# The task
All the data should come back exactly as it was given.
####################
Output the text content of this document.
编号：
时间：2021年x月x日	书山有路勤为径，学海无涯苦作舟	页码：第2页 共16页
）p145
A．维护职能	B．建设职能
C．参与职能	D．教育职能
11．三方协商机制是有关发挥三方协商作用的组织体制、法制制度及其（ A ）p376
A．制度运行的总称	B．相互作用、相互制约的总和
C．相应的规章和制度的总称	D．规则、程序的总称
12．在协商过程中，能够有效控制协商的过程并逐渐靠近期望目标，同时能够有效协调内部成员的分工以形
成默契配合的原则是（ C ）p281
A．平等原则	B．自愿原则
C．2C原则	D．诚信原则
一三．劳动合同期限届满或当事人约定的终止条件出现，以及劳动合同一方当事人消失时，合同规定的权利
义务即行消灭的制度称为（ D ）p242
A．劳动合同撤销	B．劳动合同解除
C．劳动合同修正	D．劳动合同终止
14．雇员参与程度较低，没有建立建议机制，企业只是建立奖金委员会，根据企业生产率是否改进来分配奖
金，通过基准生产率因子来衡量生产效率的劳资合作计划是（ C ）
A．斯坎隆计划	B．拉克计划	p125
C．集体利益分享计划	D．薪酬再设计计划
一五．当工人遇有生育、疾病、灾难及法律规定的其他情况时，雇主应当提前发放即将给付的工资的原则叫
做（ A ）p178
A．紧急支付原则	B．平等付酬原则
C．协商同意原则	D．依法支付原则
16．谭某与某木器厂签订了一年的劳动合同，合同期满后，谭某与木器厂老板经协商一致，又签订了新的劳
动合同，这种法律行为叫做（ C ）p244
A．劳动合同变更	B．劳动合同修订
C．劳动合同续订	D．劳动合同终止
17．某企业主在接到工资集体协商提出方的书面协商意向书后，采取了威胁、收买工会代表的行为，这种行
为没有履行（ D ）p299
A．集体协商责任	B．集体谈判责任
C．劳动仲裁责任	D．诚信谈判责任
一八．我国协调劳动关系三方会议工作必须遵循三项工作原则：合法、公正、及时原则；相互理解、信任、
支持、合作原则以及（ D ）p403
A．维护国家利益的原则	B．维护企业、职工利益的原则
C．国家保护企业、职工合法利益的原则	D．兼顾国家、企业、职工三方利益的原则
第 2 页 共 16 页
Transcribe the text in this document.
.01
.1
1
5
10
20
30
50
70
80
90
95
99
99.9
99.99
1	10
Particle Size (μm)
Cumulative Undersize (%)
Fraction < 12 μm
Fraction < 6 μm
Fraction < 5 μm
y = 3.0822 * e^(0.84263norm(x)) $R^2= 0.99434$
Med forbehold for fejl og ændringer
####################
# Task solution
Output the text content of this document.
编号：
时间：2021年x月x日	书山有路勤为径，学海无涯苦作舟	页码：第2页 共16页
）p145
A．维护职能	B．建设职能
C．参与职能	D．教育职能
11．三方协商机制是有关发挥三方协商作用的组织体制、法制制度及其（ A ）p376
A．制度运行的总称	B．相互作用、相互制约的总和
C．相应的规章和制度的总称	D．规则、程序的总称
12．在协商过程中，能够有效控制协商的过程并逐渐靠近期望目标，同时能够有效协调内部成员的分工以形
成默契配合的原则是（ C ）p281
A．平等原则	B．自愿原则
C．2C原则	D．诚信原则
一三．劳动合同期限届满或当事人约定的终止条件出现，以及劳动合同一方当事人消失时，合同规定的权利
义务即行消灭的制度称为（ D ）p242
A．劳动合同撤销	B．劳动合同解除
C．劳动合同修正	D．劳动合同终止
14．雇员参与程度较低，没有建立建议机制，企业只是建立奖金委员会，根据企业生产率是否改进来分配奖
金，通过基准生产率因子来衡量生产效率的劳资合作计划是（ C ）
A．斯坎隆计划	B．拉克计划	p125
C．集体利益分享计划	D．薪酬再设计计划
一五．当工人遇有生育、疾病、灾难及法律规定的其他情况时，雇主应当提前发放即将给付的工资的原则叫
做（ A ）p178
A．紧急支付原则	B．平等付酬原则
C．协商同意原则	D．依法支付原则
16．谭某与某木器厂签订了一年的劳动合同，合同期满后，谭某与木器厂老板经协商一致，又签订了新的劳
动合同，这种法律行为叫做（ C ）p244
A．劳动合同变更	B．劳动合同修订
C．劳动合同续订	D．劳动合同终止
17．某企业主在接到工资集体协商提出方的书面协商意向书后，采取了威胁、收买工会代表的行为，这种行
为没有履行（ D ）p299
A．集体协商责任	B．集体谈判责任
C．劳动仲裁责任	D．诚信谈判责任
一八．我国协调劳动关系三方会议工作必须遵循三项工作原则：合法、公正、及时原则；相互理解、信任、
支持、合作原则以及（ D ）p403
A．维护国家利益的原则	B．维护企业、职工利益的原则
C．国家保护企业、职工合法利益的原则	D．兼顾国家、企业、职工三方利益的原则
第 2 页 共 16 页
Transcribe the text in this document.
.01
.1
1
5
10
20
30
50
70
80
90
95
99
99.9
99.99
1	10
Particle Size (μm)
Cumulative Undersize (%)
Fraction < 12 μm
Fraction < 6 μm
Fraction < 5 μm
y = 3.0822 * e^(0.84263norm(x)) $R^2= 0.99434$
Med forbehold for fejl og ændringer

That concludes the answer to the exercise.